Stored items from a collection
+---+

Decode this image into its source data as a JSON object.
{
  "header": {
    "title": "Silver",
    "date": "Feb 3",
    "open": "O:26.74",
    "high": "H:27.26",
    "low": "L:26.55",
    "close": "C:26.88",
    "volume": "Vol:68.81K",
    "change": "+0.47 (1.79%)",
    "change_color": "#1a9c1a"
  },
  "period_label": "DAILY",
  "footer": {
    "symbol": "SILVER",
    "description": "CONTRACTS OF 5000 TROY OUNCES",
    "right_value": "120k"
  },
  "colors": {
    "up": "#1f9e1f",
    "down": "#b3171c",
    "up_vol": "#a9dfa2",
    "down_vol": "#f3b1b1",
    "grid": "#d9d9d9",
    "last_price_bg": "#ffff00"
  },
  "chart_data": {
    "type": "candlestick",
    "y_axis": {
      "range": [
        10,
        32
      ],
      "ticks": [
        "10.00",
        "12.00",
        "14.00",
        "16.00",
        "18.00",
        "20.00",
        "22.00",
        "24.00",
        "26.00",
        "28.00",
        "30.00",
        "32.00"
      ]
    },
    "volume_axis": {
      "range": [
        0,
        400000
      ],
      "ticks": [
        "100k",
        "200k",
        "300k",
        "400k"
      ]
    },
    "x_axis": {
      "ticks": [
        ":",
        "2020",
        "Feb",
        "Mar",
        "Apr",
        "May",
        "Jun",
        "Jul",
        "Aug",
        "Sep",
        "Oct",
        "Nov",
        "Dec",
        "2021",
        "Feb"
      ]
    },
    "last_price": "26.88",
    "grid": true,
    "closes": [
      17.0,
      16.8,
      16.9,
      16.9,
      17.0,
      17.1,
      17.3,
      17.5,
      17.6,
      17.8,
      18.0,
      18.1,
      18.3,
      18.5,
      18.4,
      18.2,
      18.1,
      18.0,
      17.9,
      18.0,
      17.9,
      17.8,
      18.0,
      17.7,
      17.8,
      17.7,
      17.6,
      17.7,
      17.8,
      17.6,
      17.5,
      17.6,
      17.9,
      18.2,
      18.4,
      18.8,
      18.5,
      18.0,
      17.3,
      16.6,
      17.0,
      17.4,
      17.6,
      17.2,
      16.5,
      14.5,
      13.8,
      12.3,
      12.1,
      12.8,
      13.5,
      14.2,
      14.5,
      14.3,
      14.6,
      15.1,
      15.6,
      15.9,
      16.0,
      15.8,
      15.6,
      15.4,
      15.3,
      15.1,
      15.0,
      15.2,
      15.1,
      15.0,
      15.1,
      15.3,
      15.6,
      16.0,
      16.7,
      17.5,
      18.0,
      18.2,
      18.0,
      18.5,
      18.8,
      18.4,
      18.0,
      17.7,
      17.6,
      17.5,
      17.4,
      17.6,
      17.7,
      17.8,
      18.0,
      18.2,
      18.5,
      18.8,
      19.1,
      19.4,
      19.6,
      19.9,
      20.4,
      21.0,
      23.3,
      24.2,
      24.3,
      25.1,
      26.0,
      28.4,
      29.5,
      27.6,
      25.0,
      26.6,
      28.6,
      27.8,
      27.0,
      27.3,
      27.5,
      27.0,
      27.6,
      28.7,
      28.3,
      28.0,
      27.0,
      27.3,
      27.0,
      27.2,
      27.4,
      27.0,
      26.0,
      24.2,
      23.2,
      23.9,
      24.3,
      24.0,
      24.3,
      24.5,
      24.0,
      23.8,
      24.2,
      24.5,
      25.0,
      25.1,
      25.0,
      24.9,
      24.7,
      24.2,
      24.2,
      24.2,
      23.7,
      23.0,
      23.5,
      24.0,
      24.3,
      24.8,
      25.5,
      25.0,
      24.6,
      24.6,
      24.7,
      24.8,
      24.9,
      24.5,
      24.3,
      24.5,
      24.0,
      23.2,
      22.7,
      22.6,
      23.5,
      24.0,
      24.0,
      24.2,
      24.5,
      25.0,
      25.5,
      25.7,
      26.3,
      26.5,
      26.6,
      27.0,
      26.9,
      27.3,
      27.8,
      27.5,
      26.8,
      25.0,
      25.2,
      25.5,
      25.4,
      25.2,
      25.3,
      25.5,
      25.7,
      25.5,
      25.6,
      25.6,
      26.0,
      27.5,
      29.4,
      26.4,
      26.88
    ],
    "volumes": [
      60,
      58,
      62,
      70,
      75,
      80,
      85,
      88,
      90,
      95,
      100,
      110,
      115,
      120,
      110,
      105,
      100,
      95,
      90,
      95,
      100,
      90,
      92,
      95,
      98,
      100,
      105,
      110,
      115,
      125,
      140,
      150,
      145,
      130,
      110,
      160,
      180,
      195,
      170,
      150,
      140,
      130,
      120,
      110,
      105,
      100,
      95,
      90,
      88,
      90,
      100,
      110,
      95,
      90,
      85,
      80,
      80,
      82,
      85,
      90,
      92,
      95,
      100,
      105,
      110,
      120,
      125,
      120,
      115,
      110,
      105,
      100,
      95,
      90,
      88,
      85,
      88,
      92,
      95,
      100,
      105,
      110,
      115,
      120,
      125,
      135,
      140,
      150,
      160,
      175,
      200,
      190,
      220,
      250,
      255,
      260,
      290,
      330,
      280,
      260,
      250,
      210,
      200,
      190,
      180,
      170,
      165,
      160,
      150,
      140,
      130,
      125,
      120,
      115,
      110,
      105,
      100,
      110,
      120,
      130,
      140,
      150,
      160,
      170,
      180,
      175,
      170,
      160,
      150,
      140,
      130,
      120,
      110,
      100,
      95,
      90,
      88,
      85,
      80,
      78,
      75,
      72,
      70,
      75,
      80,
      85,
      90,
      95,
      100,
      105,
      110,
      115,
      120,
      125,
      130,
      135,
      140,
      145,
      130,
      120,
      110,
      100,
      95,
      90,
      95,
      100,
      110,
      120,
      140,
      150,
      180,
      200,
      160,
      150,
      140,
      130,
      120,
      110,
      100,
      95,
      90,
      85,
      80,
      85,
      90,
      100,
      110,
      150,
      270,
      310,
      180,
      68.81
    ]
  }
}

+---+

◆ Short problem
Type out all of the material again, word for word.

◆ Output for this exercise
Decode this image into its source data as a JSON object.
{
  "header": {
    "title": "Silver",
    "date": "Feb 3",
    "open": "O:26.74",
    "high": "H:27.26",
    "low": "L:26.55",
    "close": "C:26.88",
    "volume": "Vol:68.81K",
    "change": "+0.47 (1.79%)",
    "change_color": "#1a9c1a"
  },
  "period_label": "DAILY",
  "footer": {
    "symbol": "SILVER",
    "description": "CONTRACTS OF 5000 TROY OUNCES",
    "right_value": "120k"
  },
  "colors": {
    "up": "#1f9e1f",
    "down": "#b3171c",
    "up_vol": "#a9dfa2",
    "down_vol": "#f3b1b1",
    "grid": "#d9d9d9",
    "last_price_bg": "#ffff00"
  },
  "chart_data": {
    "type": "candlestick",
    "y_axis": {
      "range": [
        10,
        32
      ],
      "ticks": [
        "10.00",
        "12.00",
        "14.00",
        "16.00",
        "18.00",
        "20.00",
        "22.00",
        "24.00",
        "26.00",
        "28.00",
        "30.00",
        "32.00"
      ]
    },
    "volume_axis": {
      "range": [
        0,
        400000
      ],
      "ticks": [
        "100k",
        "200k",
        "300k",
        "400k"
      ]
    },
    "x_axis": {
      "ticks": [
        ":",
        "2020",
        "Feb",
        "Mar",
        "Apr",
        "May",
        "Jun",
        "Jul",
        "Aug",
        "Sep",
        "Oct",
        "Nov",
        "Dec",
        "2021",
        "Feb"
      ]
    },
    "last_price": "26.88",
    "grid": true,
    "closes": [
      17.0,
      16.8,
      16.9,
      16.9,
      17.0,
      17.1,
      17.3,
      17.5,
      17.6,
      17.8,
      18.0,
      18.1,
      18.3,
      18.5,
      18.4,
      18.2,
      18.1,
      18.0,
      17.9,
      18.0,
      17.9,
      17.8,
      18.0,
      17.7,
      17.8,
      17.7,
      17.6,
      17.7,
      17.8,
      17.6,
      17.5,
      17.6,
      17.9,
      18.2,
      18.4,
      18.8,
      18.5,
      18.0,
      17.3,
      16.6,
      17.0,
      17.4,
      17.6,
      17.2,
      16.5,
      14.5,
      13.8,
      12.3,
      12.1,
      12.8,
      13.5,
      14.2,
      14.5,
      14.3,
      14.6,
      15.1,
      15.6,
      15.9,
      16.0,
      15.8,
      15.6,
      15.4,
      15.3,
      15.1,
      15.0,
      15.2,
      15.1,
      15.0,
      15.1,
      15.3,
      15.6,
      16.0,
      16.7,
      17.5,
      18.0,
      18.2,
      18.0,
      18.5,
      18.8,
      18.4,
      18.0,
      17.7,
      17.6,
      17.5,
      17.4,
      17.6,
      17.7,
      17.8,
      18.0,
      18.2,
      18.5,
      18.8,
      19.1,
      19.4,
      19.6,
      19.9,
      20.4,
      21.0,
      23.3,
      24.2,
      24.3,
      25.1,
      26.0,
      28.4,
      29.5,
      27.6,
      25.0,
      26.6,
      28.6,
      27.8,
      27.0,
      27.3,
      27.5,
      27.0,
      27.6,
      28.7,
      28.3,
      28.0,
      27.0,
      27.3,
      27.0,
      27.2,
      27.4,
      27.0,
      26.0,
      24.2,
      23.2,
      23.9,
      24.3,
      24.0,
      24.3,
      24.5,
      24.0,
      23.8,
      24.2,
      24.5,
      25.0,
      25.1,
      25.0,
      24.9,
      24.7,
      24.2,
      24.2,
      24.2,
      23.7,
      23.0,
      23.5,
      24.0,
      24.3,
      24.8,
      25.5,
      25.0,
      24.6,
      24.6,
      24.7,
      24.8,
      24.9,
      24.5,
      24.3,
      24.5,
      24.0,
      23.2,
      22.7,
      22.6,
      23.5,
      24.0,
      24.0,
      24.2,
      24.5,
      25.0,
      25.5,
      25.7,
      26.3,
      26.5,
      26.6,
      27.0,
      26.9,
      27.3,
      27.8,
      27.5,
      26.8,
      25.0,
      25.2,
      25.5,
      25.4,
      25.2,
      25.3,
      25.5,
      25.7,
      25.5,
      25.6,
      25.6,
      26.0,
      27.5,
      29.4,
      26.4,
      26.88
    ],
    "volumes": [
      60,
      58,
      62,
      70,
      75,
      80,
      85,
      88,
      90,
      95,
      100,
      110,
      115,
      120,
      110,
      105,
      100,
      95,
      90,
      95,
      100,
      90,
      92,
      95,
      98,
      100,
      105,
      110,
      115,
      125,
      140,
      150,
      145,
      130,
      110,
      160,
      180,
      195,
      170,
      150,
      140,
      130,
      120,
      110,
      105,
      100,
      95,
      90,
      88,
      90,
      100,
      110,
      95,
      90,
      85,
      80,
      80,
      82,
      85,
      90,
      92,
      95,
      100,
      105,
      110,
      120,
      125,
      120,
      115,
      110,
      105,
      100,
      95,
      90,
      88,
      85,
      88,
      92,
      95,
      100,
      105,
      110,
      115,
      120,
      125,
      135,
      140,
      150,
      160,
      175,
      200,
      190,
      220,
      250,
      255,
      260,
      290,
      330,
      280,
      260,
      250,
      210,
      200,
      190,
      180,
      170,
      165,
      160,
      150,
      140,
      130,
      125,
      120,
      115,
      110,
      105,
      100,
      110,
      120,
      130,
      140,
      150,
      160,
      170,
      180,
      175,
      170,
      160,
      150,
      140,
      130,
      120,
      110,
      100,
      95,
      90,
      88,
      85,
      80,
      78,
      75,
      72,
      70,
      75,
      80,
      85,
      90,
      95,
      100,
      105,
      110,
      115,
      120,
      125,
      130,
      135,
      140,
      145,
      130,
      120,
      110,
      100,
      95,
      90,
      95,
      100,
      110,
      120,
      140,
      150,
      180,
      200,
      160,
      150,
      140,
      130,
      120,
      110,
      100,
      95,
      90,
      85,
      80,
      85,
      90,
      100,
      110,
      150,
      270,
      310,
      180,
      68.81
    ]
  }
}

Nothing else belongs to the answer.